> _REQUIRED WORK_
Give back the full listing verbatim, apart from its images.

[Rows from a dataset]
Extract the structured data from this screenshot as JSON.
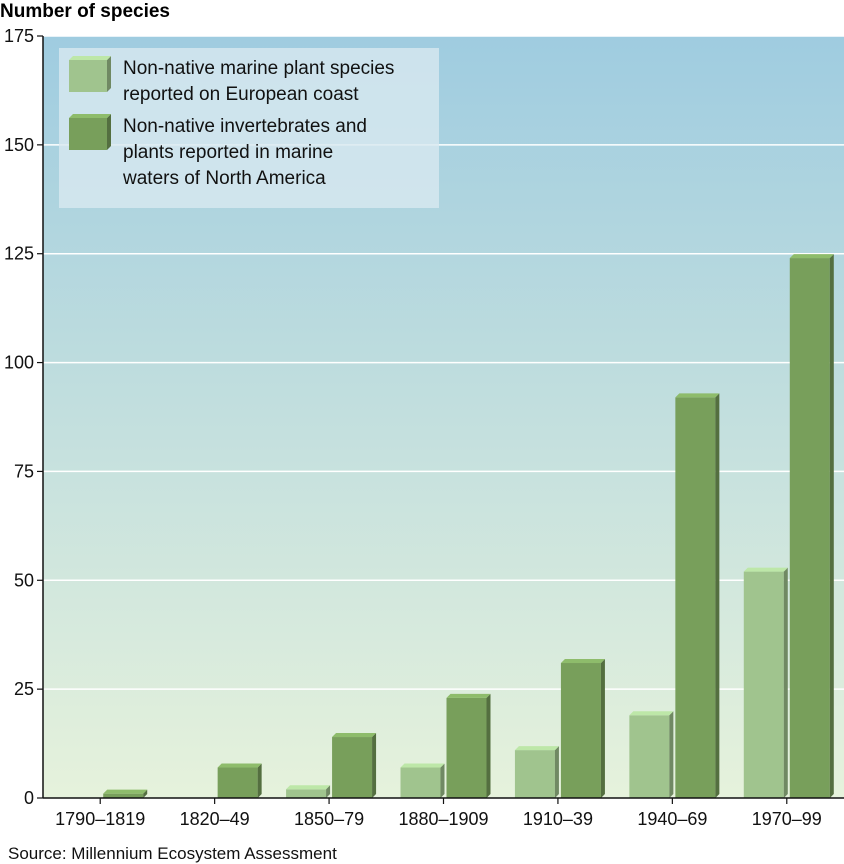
{
  "chart_data": {
    "type": "bar",
    "ylabel": "Number of species",
    "xlabel": "",
    "ylim": [
      0,
      175
    ],
    "yticks": [
      0,
      25,
      50,
      75,
      100,
      125,
      150,
      175
    ],
    "grid": true,
    "legend_placement": "top-left",
    "categories": [
      "1790–1819",
      "1820–49",
      "1850–79",
      "1880–1909",
      "1910–39",
      "1940–69",
      "1970–99"
    ],
    "series": [
      {
        "name": "Non-native marine plant species reported on European coast",
        "legend_lines": [
          "Non-native marine plant species",
          "reported on European coast"
        ],
        "color": "#a0c48e",
        "values": [
          0,
          0,
          2,
          7,
          11,
          19,
          52
        ]
      },
      {
        "name": "Non-native invertebrates and plants reported in marine waters of North America",
        "legend_lines": [
          "Non-native invertebrates and",
          "plants reported in marine",
          "waters of North America"
        ],
        "color": "#789f5b",
        "values": [
          1,
          7,
          14,
          23,
          31,
          92,
          124
        ]
      }
    ],
    "colors": {
      "background_top": "#9fcce0",
      "background_bottom": "#e6f2dc",
      "grid": "#ffffff",
      "legend_box": "#d8e9f0"
    }
  },
  "source": "Source: Millennium Ecosystem Assessment"
}
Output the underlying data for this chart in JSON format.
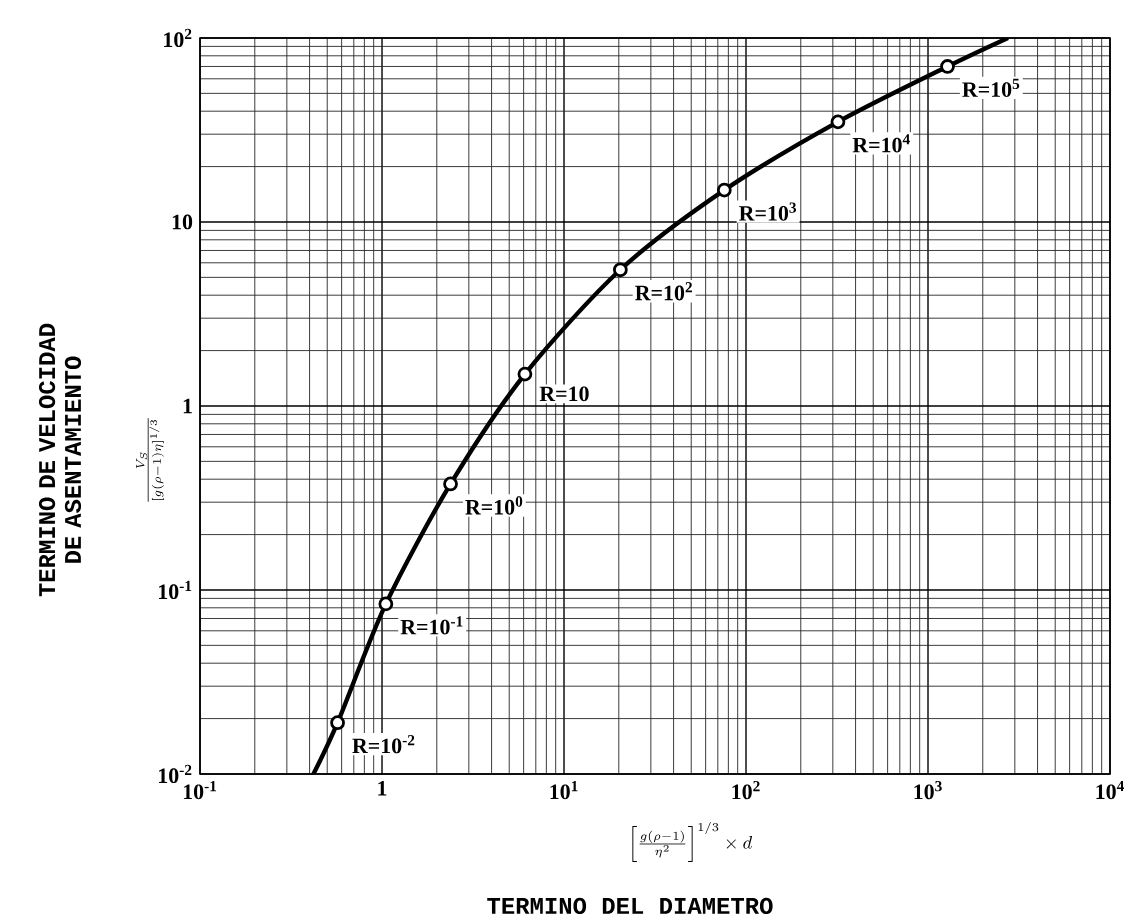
{
  "chart_data": {
    "type": "line",
    "xlabel": "TERMINO DEL DIAMETRO",
    "ylabel": "TERMINO DE VELOCIDAD DE ASENTAMIENTO",
    "log": "xy",
    "grid": true,
    "marker": "circle",
    "xlim": [
      0.1,
      10000
    ],
    "ylim": [
      0.01,
      100
    ],
    "xticks": [
      {
        "value": 0.1,
        "label": "10$^{-1}$"
      },
      1,
      {
        "value": 10,
        "label": "10$^{1}$"
      },
      {
        "value": 100,
        "label": "10$^{2}$"
      },
      {
        "value": 1000,
        "label": "10$^{3}$"
      },
      {
        "value": 10000,
        "label": "10$^{4}$"
      }
    ],
    "yticks": [
      {
        "value": 0.01,
        "label": "10$^{-2}$"
      },
      {
        "value": 0.1,
        "label": "10$^{-1}$"
      },
      1,
      10,
      {
        "value": 100,
        "label": "10$^{2}$"
      }
    ],
    "series": [
      {
        "type": "line",
        "color": "#000000",
        "line_style": "solid",
        "marker": "none",
        "x": [
          0.42,
          0.57,
          1.05,
          2.38,
          6.1,
          20.4,
          76,
          320,
          1280,
          2750
        ],
        "values": [
          0.01,
          0.019,
          0.084,
          0.377,
          1.49,
          5.5,
          14.9,
          35,
          70,
          100
        ]
      },
      {
        "type": "scatter",
        "color": "#000000",
        "x": [
          0.57,
          1.05,
          2.38,
          6.1,
          20.4,
          76,
          320,
          1280
        ],
        "values": [
          0.019,
          0.084,
          0.377,
          1.49,
          5.5,
          14.9,
          35,
          70
        ]
      }
    ],
    "annotations": [
      {
        "text": "R=10$^{-2}$",
        "x": 0.57,
        "y": 0.019
      },
      {
        "text": "R=10$^{-1}$",
        "x": 1.05,
        "y": 0.084
      },
      {
        "text": "R=10$^{0}$",
        "x": 2.38,
        "y": 0.377
      },
      {
        "text": "R=10",
        "x": 6.1,
        "y": 1.49
      },
      {
        "text": "R=10$^{2}$",
        "x": 20.4,
        "y": 5.5
      },
      {
        "text": "R=10$^{3}$",
        "x": 76,
        "y": 14.9
      },
      {
        "text": "R=10$^{4}$",
        "x": 320,
        "y": 35
      },
      {
        "text": "R=10$^{5}$",
        "x": 1280,
        "y": 70
      },
      "\\frac{V_S}{\\left[g(\\rho-1)\\eta\\right]^{1/3}}",
      "\\left[\\frac{g(\\rho-1)}{\\eta^{2}}\\right]^{1/3}\\times d"
    ]
  }
}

> _FINISHED TASK_
Extract the structured data from this screenshot as JSON.
{
  "chart_data": {
    "type": "bar",
    "ylabel": "Number of species",
    "xlabel": "",
    "ylim": [
      0,
      175
    ],
    "yticks": [
      0,
      25,
      50,
      75,
      100,
      125,
      150,
      175
    ],
    "grid": true,
    "legend_placement": "top-left",
    "categories": [
      "1790–1819",
      "1820–49",
      "1850–79",
      "1880–1909",
      "1910–39",
      "1940–69",
      "1970–99"
    ],
    "series": [
      {
        "name": "Non-native marine plant species reported on European coast",
        "legend_lines": [
          "Non-native marine plant species",
          "reported on European coast"
        ],
        "color": "#a0c48e",
        "values": [
          0,
          0,
          2,
          7,
          11,
          19,
          52
        ]
      },
      {
        "name": "Non-native invertebrates and plants reported in marine waters of North America",
        "legend_lines": [
          "Non-native invertebrates and",
          "plants reported in marine",
          "waters of North America"
        ],
        "color": "#789f5b",
        "values": [
          1,
          7,
          14,
          23,
          31,
          92,
          124
        ]
      }
    ],
    "colors": {
      "background_top": "#9fcce0",
      "background_bottom": "#e6f2dc",
      "grid": "#ffffff",
      "legend_box": "#d8e9f0"
    }
  },
  "source": "Source: Millennium Ecosystem Assessment"
}
Output the underlying data for this chart in JSON format.
{
  "chart_data": {
    "type": "line",
    "xlabel": "TERMINO DEL DIAMETRO",
    "ylabel": "TERMINO DE VELOCIDAD DE ASENTAMIENTO",
    "log": "xy",
    "grid": true,
    "marker": "circle",
    "xlim": [
      0.1,
      10000
    ],
    "ylim": [
      0.01,
      100
    ],
    "xticks": [
      {
        "value": 0.1,
        "label": "10$^{-1}$"
      },
      1,
      {
        "value": 10,
        "label": "10$^{1}$"
      },
      {
        "value": 100,
        "label": "10$^{2}$"
      },
      {
        "value": 1000,
        "label": "10$^{3}$"
      },
      {
        "value": 10000,
        "label": "10$^{4}$"
      }
    ],
    "yticks": [
      {
        "value": 0.01,
        "label": "10$^{-2}$"
      },
      {
        "value": 0.1,
        "label": "10$^{-1}$"
      },
      1,
      10,
      {
        "value": 100,
        "label": "10$^{2}$"
      }
    ],
    "series": [
      {
        "type": "line",
        "color": "#000000",
        "line_style": "solid",
        "marker": "none",
        "x": [
          0.42,
          0.57,
          1.05,
          2.38,
          6.1,
          20.4,
          76,
          320,
          1280,
          2750
        ],
        "values": [
          0.01,
          0.019,
          0.084,
          0.377,
          1.49,
          5.5,
          14.9,
          35,
          70,
          100
        ]
      },
      {
        "type": "scatter",
        "color": "#000000",
        "x": [
          0.57,
          1.05,
          2.38,
          6.1,
          20.4,
          76,
          320,
          1280
        ],
        "values": [
          0.019,
          0.084,
          0.377,
          1.49,
          5.5,
          14.9,
          35,
          70
        ]
      }
    ],
    "annotations": [
      {
        "text": "R=10$^{-2}$",
        "x": 0.57,
        "y": 0.019
      },
      {
        "text": "R=10$^{-1}$",
        "x": 1.05,
        "y": 0.084
      },
      {
        "text": "R=10$^{0}$",
        "x": 2.38,
        "y": 0.377
      },
      {
        "text": "R=10",
        "x": 6.1,
        "y": 1.49
      },
      {
        "text": "R=10$^{2}$",
        "x": 20.4,
        "y": 5.5
      },
      {
        "text": "R=10$^{3}$",
        "x": 76,
        "y": 14.9
      },
      {
        "text": "R=10$^{4}$",
        "x": 320,
        "y": 35
      },
      {
        "text": "R=10$^{5}$",
        "x": 1280,
        "y": 70
      },
      "\\frac{V_S}{\\left[g(\\rho-1)\\eta\\right]^{1/3}}",
      "\\left[\\frac{g(\\rho-1)}{\\eta^{2}}\\right]^{1/3}\\times d"
    ]
  }
}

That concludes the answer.